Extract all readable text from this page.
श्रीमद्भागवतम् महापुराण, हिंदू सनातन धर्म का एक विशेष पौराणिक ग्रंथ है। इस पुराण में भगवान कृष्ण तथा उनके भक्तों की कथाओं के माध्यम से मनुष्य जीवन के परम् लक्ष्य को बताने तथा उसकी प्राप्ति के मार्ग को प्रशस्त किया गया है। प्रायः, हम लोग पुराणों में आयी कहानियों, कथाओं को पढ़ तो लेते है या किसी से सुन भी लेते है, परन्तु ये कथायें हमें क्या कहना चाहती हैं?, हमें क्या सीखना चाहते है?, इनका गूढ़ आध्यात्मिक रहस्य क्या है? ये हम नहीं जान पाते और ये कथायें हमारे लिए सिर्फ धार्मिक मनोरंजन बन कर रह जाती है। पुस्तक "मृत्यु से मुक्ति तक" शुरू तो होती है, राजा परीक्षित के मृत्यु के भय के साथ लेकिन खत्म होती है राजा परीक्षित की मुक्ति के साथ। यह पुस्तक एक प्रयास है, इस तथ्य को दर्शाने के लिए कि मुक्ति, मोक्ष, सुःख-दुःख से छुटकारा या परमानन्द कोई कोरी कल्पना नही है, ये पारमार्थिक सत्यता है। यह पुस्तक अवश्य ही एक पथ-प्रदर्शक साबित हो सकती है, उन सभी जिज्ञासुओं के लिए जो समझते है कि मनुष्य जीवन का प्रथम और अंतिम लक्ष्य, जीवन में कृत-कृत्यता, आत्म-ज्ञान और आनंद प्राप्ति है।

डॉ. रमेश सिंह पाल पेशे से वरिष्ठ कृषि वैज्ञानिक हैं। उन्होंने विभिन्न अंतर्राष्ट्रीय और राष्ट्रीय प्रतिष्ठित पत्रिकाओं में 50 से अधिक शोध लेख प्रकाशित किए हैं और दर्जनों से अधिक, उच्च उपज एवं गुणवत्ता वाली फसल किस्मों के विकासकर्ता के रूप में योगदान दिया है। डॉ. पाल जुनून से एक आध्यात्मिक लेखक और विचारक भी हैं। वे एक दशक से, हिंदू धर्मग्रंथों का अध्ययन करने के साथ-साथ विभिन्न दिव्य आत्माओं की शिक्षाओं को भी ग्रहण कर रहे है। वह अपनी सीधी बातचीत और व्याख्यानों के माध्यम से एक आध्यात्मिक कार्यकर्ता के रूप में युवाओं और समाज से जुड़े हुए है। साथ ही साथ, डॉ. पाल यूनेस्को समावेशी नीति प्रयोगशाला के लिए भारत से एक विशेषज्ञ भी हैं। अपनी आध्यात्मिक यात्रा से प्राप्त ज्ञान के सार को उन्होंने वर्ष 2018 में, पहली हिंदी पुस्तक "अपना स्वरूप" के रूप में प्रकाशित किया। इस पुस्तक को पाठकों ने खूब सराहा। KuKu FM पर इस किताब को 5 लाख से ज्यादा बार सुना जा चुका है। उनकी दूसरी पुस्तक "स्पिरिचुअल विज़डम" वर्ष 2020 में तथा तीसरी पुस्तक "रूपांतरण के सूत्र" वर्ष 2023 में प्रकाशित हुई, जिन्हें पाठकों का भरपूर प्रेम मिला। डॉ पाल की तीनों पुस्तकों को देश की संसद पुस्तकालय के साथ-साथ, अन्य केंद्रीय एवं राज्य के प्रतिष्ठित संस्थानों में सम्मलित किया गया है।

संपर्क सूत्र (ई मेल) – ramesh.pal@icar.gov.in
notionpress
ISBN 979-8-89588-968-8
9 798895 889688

DO THIS — Output the whole listing above again, word for word.

RESULT —
Extract all readable text from this page.
श्रीमद्भागवतम् महापुराण, हिंदू सनातन धर्म का एक विशेष पौराणिक ग्रंथ है। इस पुराण में भगवान कृष्ण तथा उनके भक्तों की कथाओं के माध्यम से मनुष्य जीवन के परम् लक्ष्य को बताने तथा उसकी प्राप्ति के मार्ग को प्रशस्त किया गया है। प्रायः, हम लोग पुराणों में आयी कहानियों, कथाओं को पढ़ तो लेते है या किसी से सुन भी लेते है, परन्तु ये कथायें हमें क्या कहना चाहती हैं?, हमें क्या सीखना चाहते है?, इनका गूढ़ आध्यात्मिक रहस्य क्या है? ये हम नहीं जान पाते और ये कथायें हमारे लिए सिर्फ धार्मिक मनोरंजन बन कर रह जाती है। पुस्तक "मृत्यु से मुक्ति तक" शुरू तो होती है, राजा परीक्षित के मृत्यु के भय के साथ लेकिन खत्म होती है राजा परीक्षित की मुक्ति के साथ। यह पुस्तक एक प्रयास है, इस तथ्य को दर्शाने के लिए कि मुक्ति, मोक्ष, सुःख-दुःख से छुटकारा या परमानन्द कोई कोरी कल्पना नही है, ये पारमार्थिक सत्यता है। यह पुस्तक अवश्य ही एक पथ-प्रदर्शक साबित हो सकती है, उन सभी जिज्ञासुओं के लिए जो समझते है कि मनुष्य जीवन का प्रथम और अंतिम लक्ष्य, जीवन में कृत-कृत्यता, आत्म-ज्ञान और आनंद प्राप्ति है।

डॉ. रमेश सिंह पाल पेशे से वरिष्ठ कृषि वैज्ञानिक हैं। उन्होंने विभिन्न अंतर्राष्ट्रीय और राष्ट्रीय प्रतिष्ठित पत्रिकाओं में 50 से अधिक शोध लेख प्रकाशित किए हैं और दर्जनों से अधिक, उच्च उपज एवं गुणवत्ता वाली फसल किस्मों के विकासकर्ता के रूप में योगदान दिया है। डॉ. पाल जुनून से एक आध्यात्मिक लेखक और विचारक भी हैं। वे एक दशक से, हिंदू धर्मग्रंथों का अध्ययन करने के साथ-साथ विभिन्न दिव्य आत्माओं की शिक्षाओं को भी ग्रहण कर रहे है। वह अपनी सीधी बातचीत और व्याख्यानों के माध्यम से एक आध्यात्मिक कार्यकर्ता के रूप में युवाओं और समाज से जुड़े हुए है। साथ ही साथ, डॉ. पाल यूनेस्को समावेशी नीति प्रयोगशाला के लिए भारत से एक विशेषज्ञ भी हैं। अपनी आध्यात्मिक यात्रा से प्राप्त ज्ञान के सार को उन्होंने वर्ष 2018 में, पहली हिंदी पुस्तक "अपना स्वरूप" के रूप में प्रकाशित किया। इस पुस्तक को पाठकों ने खूब सराहा। KuKu FM पर इस किताब को 5 लाख से ज्यादा बार सुना जा चुका है। उनकी दूसरी पुस्तक "स्पिरिचुअल विज़डम" वर्ष 2020 में तथा तीसरी पुस्तक "रूपांतरण के सूत्र" वर्ष 2023 में प्रकाशित हुई, जिन्हें पाठकों का भरपूर प्रेम मिला। डॉ पाल की तीनों पुस्तकों को देश की संसद पुस्तकालय के साथ-साथ, अन्य केंद्रीय एवं राज्य के प्रतिष्ठित संस्थानों में सम्मलित किया गया है।

संपर्क सूत्र (ई मेल) – ramesh.pal@icar.gov.in
notionpress
ISBN 979-8-89588-968-8
9 798895 889688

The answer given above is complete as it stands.